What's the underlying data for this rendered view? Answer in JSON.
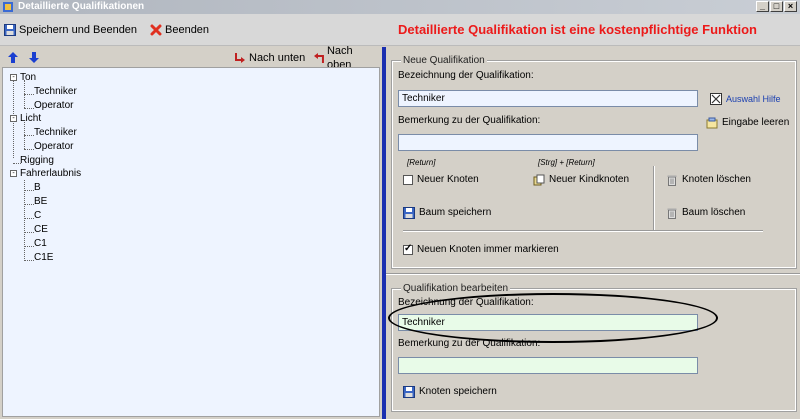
{
  "window": {
    "title": "Detaillierte Qualifikationen",
    "minimize": "_",
    "maximize": "□",
    "close": "×"
  },
  "toolbar": {
    "save_and_exit": "Speichern und Beenden",
    "exit": "Beenden",
    "paywall_notice": "Detaillierte Qualifikation ist eine kostenpflichtige Funktion"
  },
  "tree_toolbar": {
    "move_down": "Nach unten",
    "move_up": "Nach oben"
  },
  "tree": {
    "nodes": [
      {
        "label": "Ton"
      },
      {
        "label": "Techniker"
      },
      {
        "label": "Operator"
      },
      {
        "label": "Licht"
      },
      {
        "label": "Techniker"
      },
      {
        "label": "Operator"
      },
      {
        "label": "Rigging"
      },
      {
        "label": "Fahrerlaubnis"
      },
      {
        "label": "B"
      },
      {
        "label": "BE"
      },
      {
        "label": "C"
      },
      {
        "label": "CE"
      },
      {
        "label": "C1"
      },
      {
        "label": "C1E"
      }
    ]
  },
  "new_qualification": {
    "legend": "Neue Qualifikation",
    "name_label": "Bezeichnung der Qualifikation:",
    "name_value": "Techniker",
    "help_link": "Auswahl Hilfe",
    "remark_label": "Bemerkung zu der Qualifikation:",
    "remark_value": "",
    "clear_input": "Eingabe leeren",
    "hint_return": "[Return]",
    "hint_ctrl_return": "[Strg] + [Return]",
    "new_node": "Neuer Knoten",
    "new_child_node": "Neuer Kindknoten",
    "delete_node": "Knoten löschen",
    "save_tree": "Baum speichern",
    "delete_tree": "Baum löschen",
    "always_mark": "Neuen Knoten immer markieren"
  },
  "edit_qualification": {
    "legend": "Qualifikation bearbeiten",
    "name_label": "Bezeichnung der Qualifikation:",
    "name_value": "Techniker",
    "remark_label": "Bemerkung zu der Qualifikation:",
    "remark_value": "",
    "save_node": "Knoten speichern"
  },
  "colors": {
    "paywall": "#ec1a1a",
    "tree_bg": "#eef4ff",
    "divider": "#1a2fb0",
    "input_new": "#eef4ff",
    "input_edit": "#e8fbe8"
  }
}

**PROBLEM DETAILS**.
Using the data above, write out every line exactly, leaving the images behind.

**SOLUTION TO THIS TASK**.
What's the underlying data for this rendered view? Answer in JSON.
{
  "window": {
    "title": "Detaillierte Qualifikationen",
    "minimize": "_",
    "maximize": "□",
    "close": "×"
  },
  "toolbar": {
    "save_and_exit": "Speichern und Beenden",
    "exit": "Beenden",
    "paywall_notice": "Detaillierte Qualifikation ist eine kostenpflichtige Funktion"
  },
  "tree_toolbar": {
    "move_down": "Nach unten",
    "move_up": "Nach oben"
  },
  "tree": {
    "nodes": [
      {
        "label": "Ton"
      },
      {
        "label": "Techniker"
      },
      {
        "label": "Operator"
      },
      {
        "label": "Licht"
      },
      {
        "label": "Techniker"
      },
      {
        "label": "Operator"
      },
      {
        "label": "Rigging"
      },
      {
        "label": "Fahrerlaubnis"
      },
      {
        "label": "B"
      },
      {
        "label": "BE"
      },
      {
        "label": "C"
      },
      {
        "label": "CE"
      },
      {
        "label": "C1"
      },
      {
        "label": "C1E"
      }
    ]
  },
  "new_qualification": {
    "legend": "Neue Qualifikation",
    "name_label": "Bezeichnung der Qualifikation:",
    "name_value": "Techniker",
    "help_link": "Auswahl Hilfe",
    "remark_label": "Bemerkung zu der Qualifikation:",
    "remark_value": "",
    "clear_input": "Eingabe leeren",
    "hint_return": "[Return]",
    "hint_ctrl_return": "[Strg] + [Return]",
    "new_node": "Neuer Knoten",
    "new_child_node": "Neuer Kindknoten",
    "delete_node": "Knoten löschen",
    "save_tree": "Baum speichern",
    "delete_tree": "Baum löschen",
    "always_mark": "Neuen Knoten immer markieren"
  },
  "edit_qualification": {
    "legend": "Qualifikation bearbeiten",
    "name_label": "Bezeichnung der Qualifikation:",
    "name_value": "Techniker",
    "remark_label": "Bemerkung zu der Qualifikation:",
    "remark_value": "",
    "save_node": "Knoten speichern"
  },
  "colors": {
    "paywall": "#ec1a1a",
    "tree_bg": "#eef4ff",
    "divider": "#1a2fb0",
    "input_new": "#eef4ff",
    "input_edit": "#e8fbe8"
  }
}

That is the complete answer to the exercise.